(Task instructions):
Images appear in the records below; leave them out and repeat everything else exactly.

-- start of Working data --

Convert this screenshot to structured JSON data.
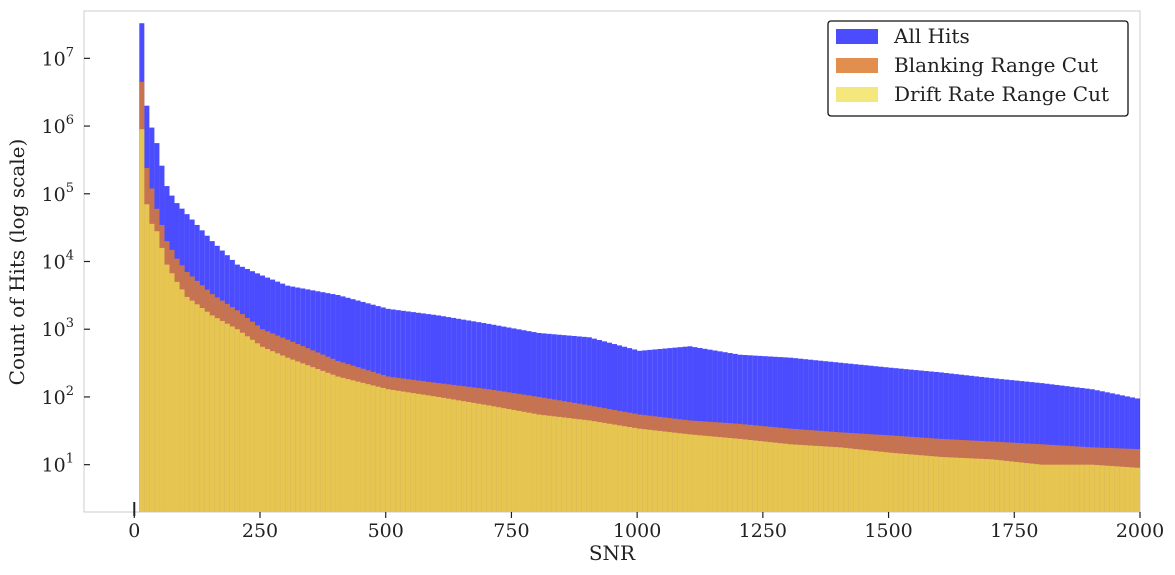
{
  "chart_data": {
    "type": "bar",
    "subtype": "histogram-overlay",
    "title": "",
    "xlabel": "SNR",
    "ylabel": "Count of Hits (log scale)",
    "yscale": "log",
    "xlim": [
      -100,
      2000
    ],
    "ylim": [
      2,
      50000000
    ],
    "grid": false,
    "legend_position": "top-right",
    "bin_start": 10,
    "bin_width": 10,
    "x_ticks": [
      {
        "value": 0,
        "label": "0"
      },
      {
        "value": 250,
        "label": "250"
      },
      {
        "value": 500,
        "label": "500"
      },
      {
        "value": 750,
        "label": "750"
      },
      {
        "value": 1000,
        "label": "1000"
      },
      {
        "value": 1250,
        "label": "1250"
      },
      {
        "value": 1500,
        "label": "1500"
      },
      {
        "value": 1750,
        "label": "1750"
      },
      {
        "value": 2000,
        "label": "2000"
      }
    ],
    "y_ticks": [
      {
        "value": 10,
        "base": "10",
        "exp": "1"
      },
      {
        "value": 100,
        "base": "10",
        "exp": "2"
      },
      {
        "value": 1000,
        "base": "10",
        "exp": "3"
      },
      {
        "value": 10000,
        "base": "10",
        "exp": "4"
      },
      {
        "value": 100000,
        "base": "10",
        "exp": "5"
      },
      {
        "value": 1000000,
        "base": "10",
        "exp": "6"
      },
      {
        "value": 10000000,
        "base": "10",
        "exp": "7"
      }
    ],
    "series": [
      {
        "name": "All Hits",
        "color": "#0000ff",
        "opacity": 0.7,
        "anchors": [
          [
            10,
            33000000
          ],
          [
            20,
            2000000
          ],
          [
            30,
            950000
          ],
          [
            40,
            560000
          ],
          [
            50,
            260000
          ],
          [
            60,
            130000
          ],
          [
            75,
            80000
          ],
          [
            100,
            50000
          ],
          [
            150,
            20000
          ],
          [
            200,
            9000
          ],
          [
            250,
            6200
          ],
          [
            300,
            4400
          ],
          [
            400,
            3200
          ],
          [
            500,
            2000
          ],
          [
            600,
            1600
          ],
          [
            700,
            1200
          ],
          [
            800,
            880
          ],
          [
            900,
            760
          ],
          [
            1000,
            480
          ],
          [
            1100,
            560
          ],
          [
            1200,
            420
          ],
          [
            1300,
            380
          ],
          [
            1400,
            320
          ],
          [
            1500,
            270
          ],
          [
            1600,
            230
          ],
          [
            1700,
            190
          ],
          [
            1800,
            160
          ],
          [
            1900,
            130
          ],
          [
            1990,
            95
          ]
        ]
      },
      {
        "name": "Blanking Range Cut",
        "color": "#dd7a30",
        "opacity": 0.85,
        "anchors": [
          [
            10,
            4500000
          ],
          [
            20,
            240000
          ],
          [
            30,
            120000
          ],
          [
            40,
            60000
          ],
          [
            60,
            20000
          ],
          [
            80,
            11000
          ],
          [
            100,
            7000
          ],
          [
            150,
            3300
          ],
          [
            200,
            1900
          ],
          [
            250,
            1000
          ],
          [
            300,
            700
          ],
          [
            400,
            340
          ],
          [
            500,
            200
          ],
          [
            600,
            160
          ],
          [
            700,
            130
          ],
          [
            800,
            100
          ],
          [
            900,
            75
          ],
          [
            1000,
            55
          ],
          [
            1100,
            45
          ],
          [
            1200,
            40
          ],
          [
            1300,
            34
          ],
          [
            1400,
            30
          ],
          [
            1500,
            27
          ],
          [
            1600,
            24
          ],
          [
            1700,
            22
          ],
          [
            1800,
            20
          ],
          [
            1900,
            18
          ],
          [
            1990,
            17
          ]
        ]
      },
      {
        "name": "Drift Rate Range Cut",
        "color": "#f0e050",
        "opacity": 0.75,
        "anchors": [
          [
            10,
            900000
          ],
          [
            20,
            70000
          ],
          [
            30,
            36000
          ],
          [
            40,
            28000
          ],
          [
            60,
            9000
          ],
          [
            80,
            5000
          ],
          [
            100,
            3000
          ],
          [
            150,
            1600
          ],
          [
            200,
            1000
          ],
          [
            250,
            550
          ],
          [
            300,
            380
          ],
          [
            400,
            200
          ],
          [
            500,
            130
          ],
          [
            600,
            100
          ],
          [
            700,
            75
          ],
          [
            800,
            55
          ],
          [
            900,
            45
          ],
          [
            1000,
            34
          ],
          [
            1100,
            28
          ],
          [
            1200,
            24
          ],
          [
            1300,
            20
          ],
          [
            1400,
            18
          ],
          [
            1500,
            15
          ],
          [
            1600,
            13
          ],
          [
            1700,
            12
          ],
          [
            1800,
            10
          ],
          [
            1900,
            10
          ],
          [
            1990,
            9
          ]
        ]
      }
    ]
  }
}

-- end of Working data --

(Problem solution):
Convert this screenshot to structured JSON data.
{
  "chart_data": {
    "type": "bar",
    "subtype": "histogram-overlay",
    "title": "",
    "xlabel": "SNR",
    "ylabel": "Count of Hits (log scale)",
    "yscale": "log",
    "xlim": [
      -100,
      2000
    ],
    "ylim": [
      2,
      50000000
    ],
    "grid": false,
    "legend_position": "top-right",
    "bin_start": 10,
    "bin_width": 10,
    "x_ticks": [
      {
        "value": 0,
        "label": "0"
      },
      {
        "value": 250,
        "label": "250"
      },
      {
        "value": 500,
        "label": "500"
      },
      {
        "value": 750,
        "label": "750"
      },
      {
        "value": 1000,
        "label": "1000"
      },
      {
        "value": 1250,
        "label": "1250"
      },
      {
        "value": 1500,
        "label": "1500"
      },
      {
        "value": 1750,
        "label": "1750"
      },
      {
        "value": 2000,
        "label": "2000"
      }
    ],
    "y_ticks": [
      {
        "value": 10,
        "base": "10",
        "exp": "1"
      },
      {
        "value": 100,
        "base": "10",
        "exp": "2"
      },
      {
        "value": 1000,
        "base": "10",
        "exp": "3"
      },
      {
        "value": 10000,
        "base": "10",
        "exp": "4"
      },
      {
        "value": 100000,
        "base": "10",
        "exp": "5"
      },
      {
        "value": 1000000,
        "base": "10",
        "exp": "6"
      },
      {
        "value": 10000000,
        "base": "10",
        "exp": "7"
      }
    ],
    "series": [
      {
        "name": "All Hits",
        "color": "#0000ff",
        "opacity": 0.7,
        "anchors": [
          [
            10,
            33000000
          ],
          [
            20,
            2000000
          ],
          [
            30,
            950000
          ],
          [
            40,
            560000
          ],
          [
            50,
            260000
          ],
          [
            60,
            130000
          ],
          [
            75,
            80000
          ],
          [
            100,
            50000
          ],
          [
            150,
            20000
          ],
          [
            200,
            9000
          ],
          [
            250,
            6200
          ],
          [
            300,
            4400
          ],
          [
            400,
            3200
          ],
          [
            500,
            2000
          ],
          [
            600,
            1600
          ],
          [
            700,
            1200
          ],
          [
            800,
            880
          ],
          [
            900,
            760
          ],
          [
            1000,
            480
          ],
          [
            1100,
            560
          ],
          [
            1200,
            420
          ],
          [
            1300,
            380
          ],
          [
            1400,
            320
          ],
          [
            1500,
            270
          ],
          [
            1600,
            230
          ],
          [
            1700,
            190
          ],
          [
            1800,
            160
          ],
          [
            1900,
            130
          ],
          [
            1990,
            95
          ]
        ]
      },
      {
        "name": "Blanking Range Cut",
        "color": "#dd7a30",
        "opacity": 0.85,
        "anchors": [
          [
            10,
            4500000
          ],
          [
            20,
            240000
          ],
          [
            30,
            120000
          ],
          [
            40,
            60000
          ],
          [
            60,
            20000
          ],
          [
            80,
            11000
          ],
          [
            100,
            7000
          ],
          [
            150,
            3300
          ],
          [
            200,
            1900
          ],
          [
            250,
            1000
          ],
          [
            300,
            700
          ],
          [
            400,
            340
          ],
          [
            500,
            200
          ],
          [
            600,
            160
          ],
          [
            700,
            130
          ],
          [
            800,
            100
          ],
          [
            900,
            75
          ],
          [
            1000,
            55
          ],
          [
            1100,
            45
          ],
          [
            1200,
            40
          ],
          [
            1300,
            34
          ],
          [
            1400,
            30
          ],
          [
            1500,
            27
          ],
          [
            1600,
            24
          ],
          [
            1700,
            22
          ],
          [
            1800,
            20
          ],
          [
            1900,
            18
          ],
          [
            1990,
            17
          ]
        ]
      },
      {
        "name": "Drift Rate Range Cut",
        "color": "#f0e050",
        "opacity": 0.75,
        "anchors": [
          [
            10,
            900000
          ],
          [
            20,
            70000
          ],
          [
            30,
            36000
          ],
          [
            40,
            28000
          ],
          [
            60,
            9000
          ],
          [
            80,
            5000
          ],
          [
            100,
            3000
          ],
          [
            150,
            1600
          ],
          [
            200,
            1000
          ],
          [
            250,
            550
          ],
          [
            300,
            380
          ],
          [
            400,
            200
          ],
          [
            500,
            130
          ],
          [
            600,
            100
          ],
          [
            700,
            75
          ],
          [
            800,
            55
          ],
          [
            900,
            45
          ],
          [
            1000,
            34
          ],
          [
            1100,
            28
          ],
          [
            1200,
            24
          ],
          [
            1300,
            20
          ],
          [
            1400,
            18
          ],
          [
            1500,
            15
          ],
          [
            1600,
            13
          ],
          [
            1700,
            12
          ],
          [
            1800,
            10
          ],
          [
            1900,
            10
          ],
          [
            1990,
            9
          ]
        ]
      }
    ]
  }
}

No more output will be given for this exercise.